■ Exercise objective ■
Copy all lines in which the word "trzeba" can be found.

■ Dataset entries ■

╭──

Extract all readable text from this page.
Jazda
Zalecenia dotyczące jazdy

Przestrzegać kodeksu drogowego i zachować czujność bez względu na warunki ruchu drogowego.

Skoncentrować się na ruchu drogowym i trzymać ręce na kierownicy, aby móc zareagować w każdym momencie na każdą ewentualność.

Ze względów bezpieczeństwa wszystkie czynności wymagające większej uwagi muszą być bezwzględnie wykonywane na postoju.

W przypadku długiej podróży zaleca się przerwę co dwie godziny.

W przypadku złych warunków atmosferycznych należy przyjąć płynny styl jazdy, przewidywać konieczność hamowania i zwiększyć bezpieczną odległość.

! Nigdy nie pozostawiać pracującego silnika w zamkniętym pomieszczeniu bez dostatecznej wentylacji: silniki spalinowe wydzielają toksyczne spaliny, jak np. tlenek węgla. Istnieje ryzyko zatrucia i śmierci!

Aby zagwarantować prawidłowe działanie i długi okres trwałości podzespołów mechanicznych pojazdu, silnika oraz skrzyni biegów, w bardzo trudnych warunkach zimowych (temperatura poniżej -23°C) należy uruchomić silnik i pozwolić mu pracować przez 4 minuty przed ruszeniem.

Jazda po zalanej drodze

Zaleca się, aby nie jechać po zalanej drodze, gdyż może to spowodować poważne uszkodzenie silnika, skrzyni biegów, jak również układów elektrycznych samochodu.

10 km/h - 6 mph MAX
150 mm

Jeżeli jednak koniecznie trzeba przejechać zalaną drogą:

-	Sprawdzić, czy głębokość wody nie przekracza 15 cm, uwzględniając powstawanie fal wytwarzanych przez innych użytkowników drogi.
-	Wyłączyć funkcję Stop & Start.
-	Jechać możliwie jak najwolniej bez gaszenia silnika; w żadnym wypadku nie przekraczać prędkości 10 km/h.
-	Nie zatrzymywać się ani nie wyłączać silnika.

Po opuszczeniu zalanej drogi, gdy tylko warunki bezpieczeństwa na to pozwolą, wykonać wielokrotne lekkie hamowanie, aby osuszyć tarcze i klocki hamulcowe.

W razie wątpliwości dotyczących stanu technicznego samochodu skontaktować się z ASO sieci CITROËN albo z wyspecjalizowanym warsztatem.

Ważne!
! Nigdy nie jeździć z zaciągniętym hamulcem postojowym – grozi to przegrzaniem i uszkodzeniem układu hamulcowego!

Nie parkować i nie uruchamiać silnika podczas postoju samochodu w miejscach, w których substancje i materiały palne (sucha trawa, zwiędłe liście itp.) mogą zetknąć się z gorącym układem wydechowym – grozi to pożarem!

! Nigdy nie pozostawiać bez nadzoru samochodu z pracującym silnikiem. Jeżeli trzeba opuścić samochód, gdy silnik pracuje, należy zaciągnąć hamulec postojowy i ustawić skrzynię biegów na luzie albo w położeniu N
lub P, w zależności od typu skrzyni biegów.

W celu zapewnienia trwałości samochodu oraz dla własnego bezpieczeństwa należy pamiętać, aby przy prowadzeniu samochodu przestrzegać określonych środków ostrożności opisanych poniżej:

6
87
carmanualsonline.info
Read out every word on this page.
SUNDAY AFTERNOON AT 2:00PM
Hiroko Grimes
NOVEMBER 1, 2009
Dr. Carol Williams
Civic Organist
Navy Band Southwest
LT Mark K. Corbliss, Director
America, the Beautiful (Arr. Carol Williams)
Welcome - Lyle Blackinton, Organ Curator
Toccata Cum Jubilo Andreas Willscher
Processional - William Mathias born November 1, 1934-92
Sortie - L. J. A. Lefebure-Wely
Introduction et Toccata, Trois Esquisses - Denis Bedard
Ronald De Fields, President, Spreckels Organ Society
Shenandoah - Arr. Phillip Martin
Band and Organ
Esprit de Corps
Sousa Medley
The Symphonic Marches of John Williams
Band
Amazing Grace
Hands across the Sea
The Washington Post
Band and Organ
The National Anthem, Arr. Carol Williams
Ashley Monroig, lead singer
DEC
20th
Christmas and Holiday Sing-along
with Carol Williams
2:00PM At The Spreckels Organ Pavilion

╰──

■ Response to this exercise ■
Jeżeli jednak koniecznie trzeba przejechać zalaną drogą:
! Nigdy nie pozostawiać bez nadzoru samochodu z pracującym silnikiem. Jeżeli trzeba opuścić samochód, gdy silnik pracuje, należy zaciągnąć hamulec postojowy i ustawić skrzynię biegów na luzie albo w położeniu N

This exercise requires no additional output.